*** Block opens ***

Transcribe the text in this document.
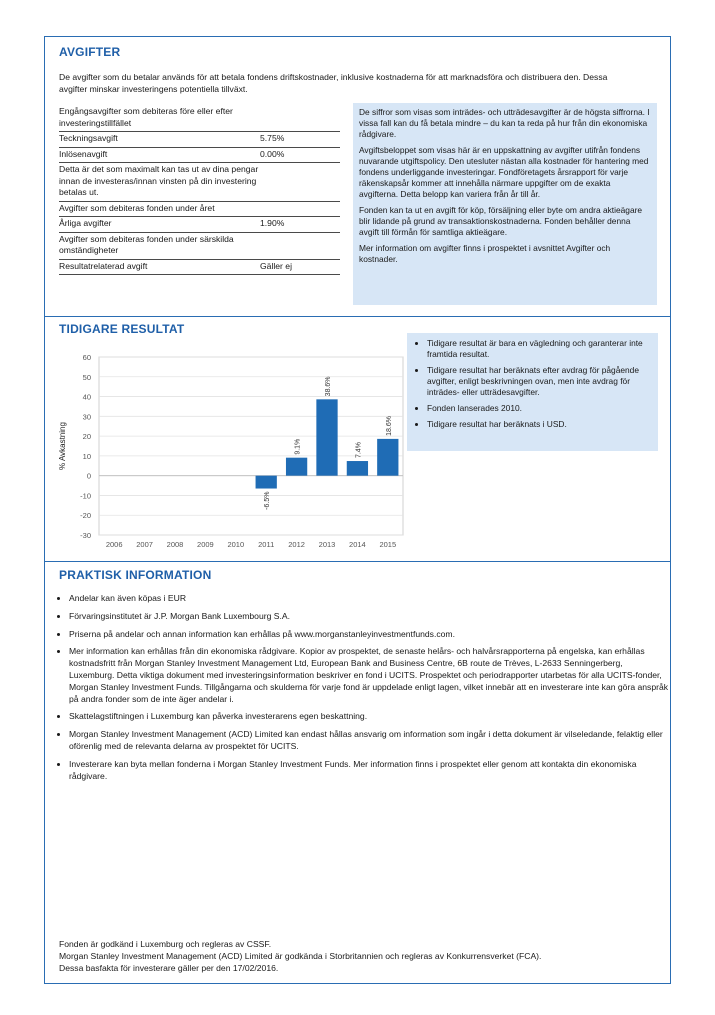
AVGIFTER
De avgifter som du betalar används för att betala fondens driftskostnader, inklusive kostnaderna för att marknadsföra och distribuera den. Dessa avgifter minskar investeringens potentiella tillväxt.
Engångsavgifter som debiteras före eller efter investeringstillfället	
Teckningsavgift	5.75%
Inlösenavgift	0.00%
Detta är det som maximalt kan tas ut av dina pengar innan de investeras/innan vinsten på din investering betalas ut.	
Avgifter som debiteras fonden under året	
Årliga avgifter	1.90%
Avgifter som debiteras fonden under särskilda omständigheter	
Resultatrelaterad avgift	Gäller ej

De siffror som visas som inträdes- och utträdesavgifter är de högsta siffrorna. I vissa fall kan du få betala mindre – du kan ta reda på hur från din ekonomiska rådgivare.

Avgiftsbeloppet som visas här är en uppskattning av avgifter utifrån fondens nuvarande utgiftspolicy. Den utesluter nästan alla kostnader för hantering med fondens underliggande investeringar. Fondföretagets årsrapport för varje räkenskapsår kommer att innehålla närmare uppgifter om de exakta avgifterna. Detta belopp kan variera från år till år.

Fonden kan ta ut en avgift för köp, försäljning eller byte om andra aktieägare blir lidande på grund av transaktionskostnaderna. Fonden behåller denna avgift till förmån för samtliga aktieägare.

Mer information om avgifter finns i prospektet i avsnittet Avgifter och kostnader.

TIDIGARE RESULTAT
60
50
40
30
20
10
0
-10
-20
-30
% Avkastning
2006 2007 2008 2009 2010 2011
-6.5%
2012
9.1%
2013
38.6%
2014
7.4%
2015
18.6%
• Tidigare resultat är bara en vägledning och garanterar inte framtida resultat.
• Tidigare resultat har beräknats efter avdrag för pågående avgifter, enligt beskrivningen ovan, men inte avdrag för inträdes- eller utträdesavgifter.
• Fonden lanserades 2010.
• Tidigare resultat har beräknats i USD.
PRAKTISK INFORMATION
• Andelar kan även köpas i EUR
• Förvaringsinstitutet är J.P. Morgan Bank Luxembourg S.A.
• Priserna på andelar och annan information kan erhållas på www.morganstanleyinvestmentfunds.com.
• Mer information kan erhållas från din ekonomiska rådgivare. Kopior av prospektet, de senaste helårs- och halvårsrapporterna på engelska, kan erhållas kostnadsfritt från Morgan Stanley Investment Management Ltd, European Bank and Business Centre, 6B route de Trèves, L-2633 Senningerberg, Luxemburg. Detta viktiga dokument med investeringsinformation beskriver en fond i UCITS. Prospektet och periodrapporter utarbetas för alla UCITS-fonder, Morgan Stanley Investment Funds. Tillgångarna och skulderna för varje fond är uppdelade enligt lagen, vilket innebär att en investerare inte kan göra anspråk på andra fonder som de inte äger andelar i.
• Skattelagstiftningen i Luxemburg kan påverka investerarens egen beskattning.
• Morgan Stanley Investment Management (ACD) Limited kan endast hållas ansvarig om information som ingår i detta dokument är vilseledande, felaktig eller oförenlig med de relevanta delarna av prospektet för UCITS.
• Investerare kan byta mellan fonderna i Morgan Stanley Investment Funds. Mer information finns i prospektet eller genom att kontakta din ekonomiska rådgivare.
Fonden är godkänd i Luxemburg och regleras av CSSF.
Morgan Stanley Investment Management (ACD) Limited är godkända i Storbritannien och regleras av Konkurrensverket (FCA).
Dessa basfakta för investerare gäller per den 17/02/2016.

*** Block closes ***

Print all of the records shown above exactly, leaving out each picture.

Transcribe the text in this document.
AVGIFTER
De avgifter som du betalar används för att betala fondens driftskostnader, inklusive kostnaderna för att marknadsföra och distribuera den. Dessa avgifter minskar investeringens potentiella tillväxt.
Engångsavgifter som debiteras före eller efter investeringstillfället	
Teckningsavgift	5.75%
Inlösenavgift	0.00%
Detta är det som maximalt kan tas ut av dina pengar innan de investeras/innan vinsten på din investering betalas ut.	
Avgifter som debiteras fonden under året	
Årliga avgifter	1.90%
Avgifter som debiteras fonden under särskilda omständigheter	
Resultatrelaterad avgift	Gäller ej

De siffror som visas som inträdes- och utträdesavgifter är de högsta siffrorna. I vissa fall kan du få betala mindre – du kan ta reda på hur från din ekonomiska rådgivare.

Avgiftsbeloppet som visas här är en uppskattning av avgifter utifrån fondens nuvarande utgiftspolicy. Den utesluter nästan alla kostnader för hantering med fondens underliggande investeringar. Fondföretagets årsrapport för varje räkenskapsår kommer att innehålla närmare uppgifter om de exakta avgifterna. Detta belopp kan variera från år till år.

Fonden kan ta ut en avgift för köp, försäljning eller byte om andra aktieägare blir lidande på grund av transaktionskostnaderna. Fonden behåller denna avgift till förmån för samtliga aktieägare.

Mer information om avgifter finns i prospektet i avsnittet Avgifter och kostnader.

TIDIGARE RESULTAT
60
50
40
30
20
10
0
-10
-20
-30
% Avkastning
2006 2007 2008 2009 2010 2011
-6.5%
2012
9.1%
2013
38.6%
2014
7.4%
2015
18.6%
• Tidigare resultat är bara en vägledning och garanterar inte framtida resultat.
• Tidigare resultat har beräknats efter avdrag för pågående avgifter, enligt beskrivningen ovan, men inte avdrag för inträdes- eller utträdesavgifter.
• Fonden lanserades 2010.
• Tidigare resultat har beräknats i USD.
PRAKTISK INFORMATION
• Andelar kan även köpas i EUR
• Förvaringsinstitutet är J.P. Morgan Bank Luxembourg S.A.
• Priserna på andelar och annan information kan erhållas på www.morganstanleyinvestmentfunds.com.
• Mer information kan erhållas från din ekonomiska rådgivare. Kopior av prospektet, de senaste helårs- och halvårsrapporterna på engelska, kan erhållas kostnadsfritt från Morgan Stanley Investment Management Ltd, European Bank and Business Centre, 6B route de Trèves, L-2633 Senningerberg, Luxemburg. Detta viktiga dokument med investeringsinformation beskriver en fond i UCITS. Prospektet och periodrapporter utarbetas för alla UCITS-fonder, Morgan Stanley Investment Funds. Tillgångarna och skulderna för varje fond är uppdelade enligt lagen, vilket innebär att en investerare inte kan göra anspråk på andra fonder som de inte äger andelar i.
• Skattelagstiftningen i Luxemburg kan påverka investerarens egen beskattning.
• Morgan Stanley Investment Management (ACD) Limited kan endast hållas ansvarig om information som ingår i detta dokument är vilseledande, felaktig eller oförenlig med de relevanta delarna av prospektet för UCITS.
• Investerare kan byta mellan fonderna i Morgan Stanley Investment Funds. Mer information finns i prospektet eller genom att kontakta din ekonomiska rådgivare.
Fonden är godkänd i Luxemburg och regleras av CSSF.
Morgan Stanley Investment Management (ACD) Limited är godkända i Storbritannien och regleras av Konkurrensverket (FCA).
Dessa basfakta för investerare gäller per den 17/02/2016.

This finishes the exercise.